→ Brief
Sift the listing for lines that hold the string "වරඑළ" and pull them out.

::::

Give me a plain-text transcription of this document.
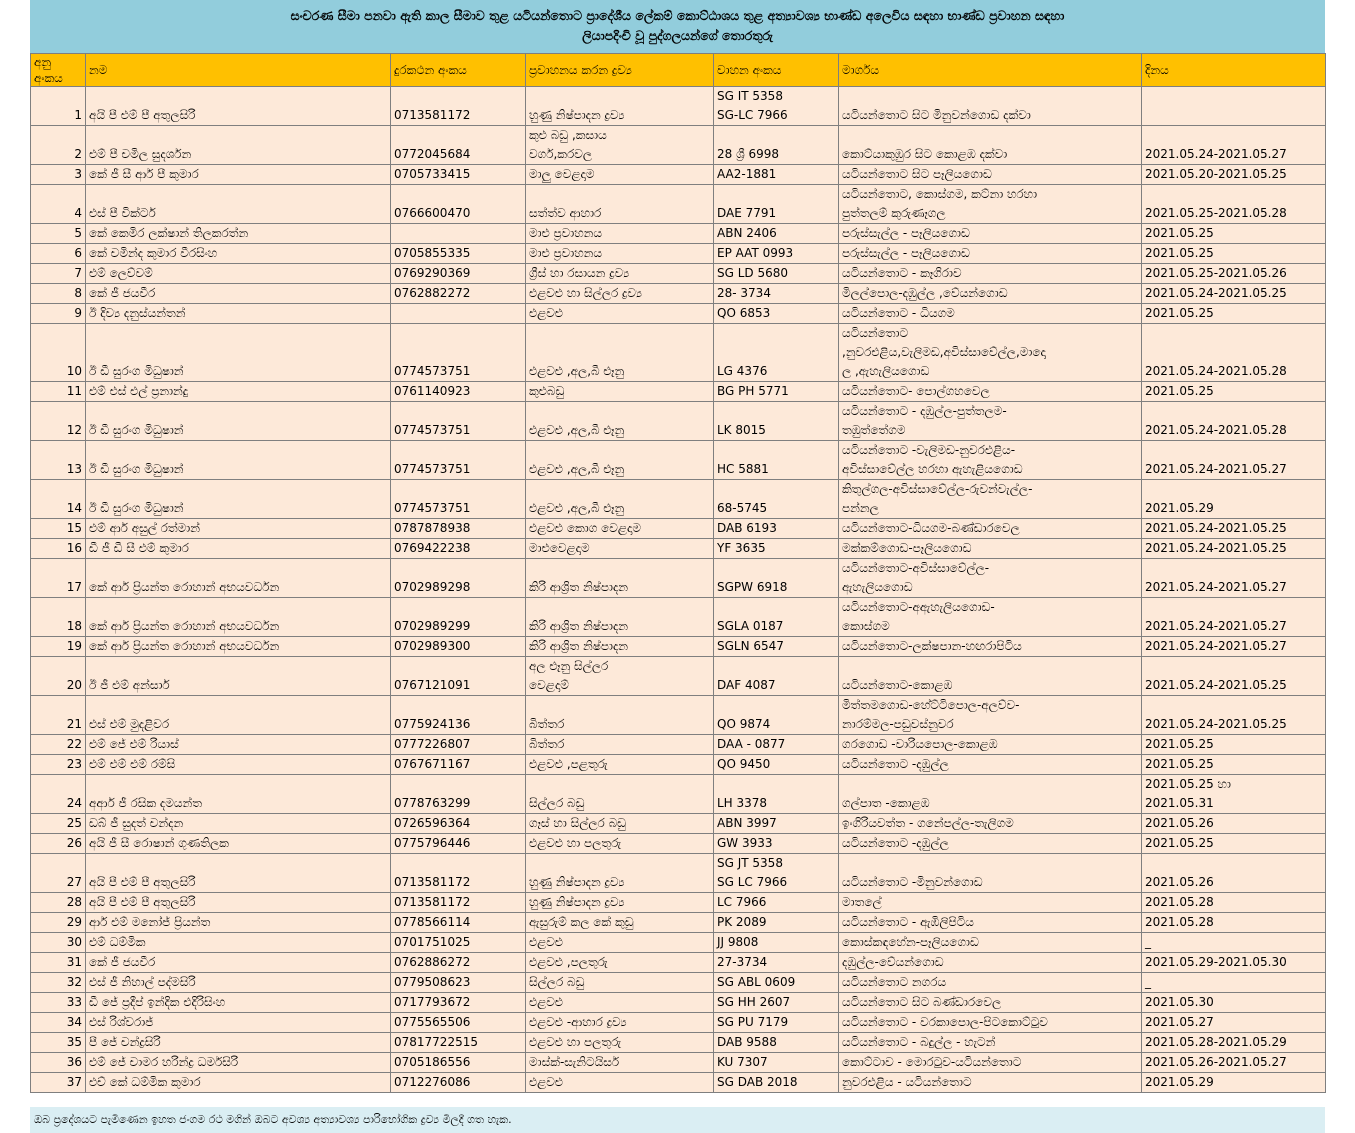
සංචරණ සීමා පනවා ඇති කාල සීමාව තුළ යටියන්තොට ප්‍රාදේශීය ලේකම් කොට්ඨාශය තුළ අත්‍යාවශ්‍ය භාණ්ඩ අලෙවිය සඳහා භාණ්ඩ ප්‍රවාහන සඳහා
ලියාපදිංචි වූ පුද්ගලයන්ගේ තොරතුරු
අනු අංකය	නම	දුරකථන අංකය	ප්‍රවාහනය කරන ද්‍රව්‍ය	වාහන අංකය	මාර්ගය	දිනය
1	අයි පී එම් පී අතුලසිරි	0713581172	හුණු නිෂ්පාදන ද්‍රව්‍ය	SG IT 5358
SG-LC 7966	යටියන්තොට සිට මිනුවන්ගොඩ දක්වා	
2	එම් පී චමිල සුදර්ශන	0772045684	කුළු බඩු ,කසාය
වර්ග,කරවල	28 ශ්‍රී 6998	කොට්යාකුඹුර සිට කොළඹ දක්වා	2021.05.24-2021.05.27
3	කේ ජී සී ආර් පී කුමාර	0705733415	මාලු වෙළදාම	AA2-1881	යටියන්තොට සිට පෑලියගොඩ	2021.05.20-2021.05.25
4	එස් පී වික්ටර්	0766600470	සත්ත්ව ආහාර	DAE 7791	යටියන්තොට, කොස්ගම, කට්නා හරහා
පුත්තලම් කුරුණෑගල	2021.05.25-2021.05.28
5	කේ කෙමිර ලක්ෂාන් තිලකරත්න		මාළු ප්‍රවාහනය	ABN 2406	පරුස්සැල්ල - පෑලියගොඩ	2021.05.25
6	කේ චමින්ද කුමාර වීරසිංහ	0705855335	මාළු ප්‍රවාහනය	EP AAT 0993	පරුස්සැල්ල - පෑලියගොඩ	2021.05.25
7	එම් ලෙව්වම්	0769290369	ග්‍රීස් හා රසායන ද්‍රව්‍ය	SG LD 5680	යටියන්තොට - කෑගිරාව	2021.05.25-2021.05.26
8	කේ ජී ජයවීර	0762882272	එළවළු හා සිල්ලර ද්‍රව්‍ය	28- 3734	මිලල්පොල-දඹුල්ල ,වේයන්ගොඩ	2021.05.24-2021.05.25
9	ඊ දිව්‍ය දනුස්යන්තන්		එළවළු	QO 6853	යටියන්තොට - ධියගම	2021.05.25
10	ඊ ඩී සුරංග මිධුෂාන්	0774573751	එළවළු ,අල,බී ළූනු	LG 4376	යටියන්තොට
,නුවරඑළිය,වැලිමඩ,අවිස්සාවේල්ල,මාදො
ල ,ඇහැලියගොඩ	2021.05.24-2021.05.28
11	එම් එස් එල් ප්‍රනාන්දු	0761140923	කුළුබඩු	BG PH 5771	යටියන්තොට- පොල්ගහවෙල	2021.05.25
12	ඊ ඩී සුරංග මිධුෂාන්	0774573751	එළවළු ,අල,බී ළූනු	LK 8015	යටියන්තොට - දඹුල්ල-පුත්තලම-
තඹුත්තේගම	2021.05.24-2021.05.28
13	ඊ ඩී සුරංග මිධුෂාන්	0774573751	එළවළු ,අල,බී ළූනු	HC 5881	යටියන්තොට -වැලිමඩ-නුවරඑළිය-
අවිස්සාවේල්ල හරහා ඇහැළියගොඩ	2021.05.24-2021.05.27
14	ඊ ඩී සුරංග මිධුෂාන්	0774573751	එළවළු ,අල,බී ළූනු	68-5745	කිතුල්ගල-අවිස්සාවේල්ල-රුවන්වැල්ල-
පන්නල	2021.05.29
15	එම් ආර් අසුල් රත්මාන්	0787878938	එළවළු කොග වෙළදාම	DAB 6193	යටියන්තොට-ධියගම-බණ්ඩාරවෙල	2021.05.24-2021.05.25
16	ඩී ජී ඩී සී එම් කුමාර	0769422238	මාළුවෙළදාම	YF 3635	මක්කම්ගොඩ-පෑලියගොඩ	2021.05.24-2021.05.25
17	කේ ආර් ප්‍රියන්ත රොහාන් අභයවර්ධන	0702989298	කිරි ආශ්‍රිත නිෂ්පාදන	SGPW 6918	යටියන්තොට-අවිස්සාවේල්ල-
ඇහැලියගොඩ	2021.05.24-2021.05.27
18	කේ ආර් ප්‍රියන්ත රොහාන් අභයවර්ධන	0702989299	කිරි ආශ්‍රිත නිෂ්පාදන	SGLA 0187	යටියන්තොට-අඇහැලියගොඩ-
කොස්ගම	2021.05.24-2021.05.27
19	කේ ආර් ප්‍රියන්ත රොහාන් අභයවර්ධන	0702989300	කිරි ආශ්‍රිත නිෂ්පාදන	SGLN 6547	යටියන්තොට-ලක්ෂපාන-හඟරාපිටිය	2021.05.24-2021.05.27
20	ඊ ජී එම් අන්සාර්	0767121091	අල ළූනු සිල්ලර
වෙළදාම්	DAF 4087	යටියන්තොට-කොළඹ	2021.05.24-2021.05.25
21	එස් එම් මුදළිවර	0775924136	බිත්තර	QO 9874	මිත්තමගොඩ-හේට්ටිපොල-අලව්ව-
නාරම්මල-පඩුවස්නුවර	2021.05.24-2021.05.25
22	එම් ජේ එම් රියාස්	0777226807	බිත්තර	DAA - 0877	ගරගොඩ -වාරියපොල-කොළඹ	2021.05.25
23	එම් එම් එම් රම්සි	0767671167	එළවළු ,පළතුරු	QO 9450	යටියන්තොට -දඹුල්ල	2021.05.25
24	අආර් ජී රසික දමයන්ත	0778763299	සිල්ලර බඩු	LH 3378	ගල්පාත -කොළඹ	2021.05.25 හා
2021.05.31
25	ඩබ් ජී සුදත් චන්දන	0726596364	ගෑස් හා සිල්ලර බඩු	ABN 3997	ඉංගිරියවත්ත - ගනේපල්ල-තැලිගම	2021.05.26
26	අයි ජී සී රොෂාන් ගුණතිලක	0775796446	එළවළු හා පලතුරු	GW 3933	යටියන්තොට -දඹුල්ල	2021.05.25
27	අයි පී එම් පී අතුලසිරි	0713581172	හුණු නිෂ්පාදන ද්‍රව්‍ය	SG JT 5358
SG LC 7966	යටියන්තොට -මිනුවන්ගොඩ	2021.05.26
28	අයි පී එම් පී අතුලසිරි	0713581172	හුණු නිෂ්පාදන ද්‍රව්‍ය	LC 7966	මාතලේ	2021.05.28
29	ආර් එම් මනෝජ් ප්‍රියන්ත	0778566114	ඇසුරුම් කල කේ කුඩු	PK 2089	යටියන්තොට - ඇඹිලිපිටිය	2021.05.28
30	එම් ධම්මික	0701751025	එළවළු	JJ 9808	කොස්කඳහේන-පෑලියගොඩ	_
31	කේ ජී ජයවීර	0762886272	එළවළු ,පලතුරු	27-3734	දඹුල්ල-වේයන්ගොඩ	2021.05.29-2021.05.30
32	එස් ජී නිහාල් පද්මසිරි	0779508623	සිල්ලර බඩු	SG ABL 0609	යටියන්තොට නගරය	_
33	ඩී ජේ ප්‍රදීප් ඉන්දික එදිරිසිංහ	0717793672	එළවළු	SG HH 2607	යටියන්තොට සිට බණ්ඩාරවෙල	2021.05.30
34	එස් රිශ්වරාජ්	0775565506	එළවළු -ආහාර ද්‍රව්‍ය	SG PU 7179	යටියන්තොට - වරකාපොල-පිටකොට්ටුව	2021.05.27
35	පී ජේ චන්ද්‍රසිරි	07817722515	එළවළු හා පලතුරු	DAB 9588	යටියන්තොට - බදුල්ල - හැටන්	2021.05.28-2021.05.29
36	එම් ජේ චාමර හරින්ද්‍ර ධර්මසිරි	0705186556	මාස්ක්-සැනිටයිසර්	KU 7307	කොට්ටාව - මොරටුව-යටියන්තොට	2021.05.26-2021.05.27
37	එච් කේ ධම්මික කුමාර	0712276086	එළවළු	SG DAB 2018	නුවරඑළිය - යටියන්තොට	2021.05.29
ඔබ ප්‍රදේශයට පැමිණෙන ඉහත ජංගම රථ මගින් ඔබට අවශ්‍ය අත්‍යාවශ්‍ය පාරිභෝගික ද්‍රව්‍ය මිලදී ගත හැක.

::::

→ Exercise response
,නුවරඑළිය,වැලිමඩ,අවිස්සාවේල්ල,මාදො
13	ඊ ඩී සුරංග මිධුෂාන්	0774573751	එළවළු ,අල,බී ළූනු	HC 5881	යටියන්තොට -වැලිමඩ-නුවරඑළිය-
37	එච් කේ ධම්මික කුමාර	0712276086	එළවළු	SG DAB 2018	නුවරඑළිය - යටියන්තොට	2021.05.29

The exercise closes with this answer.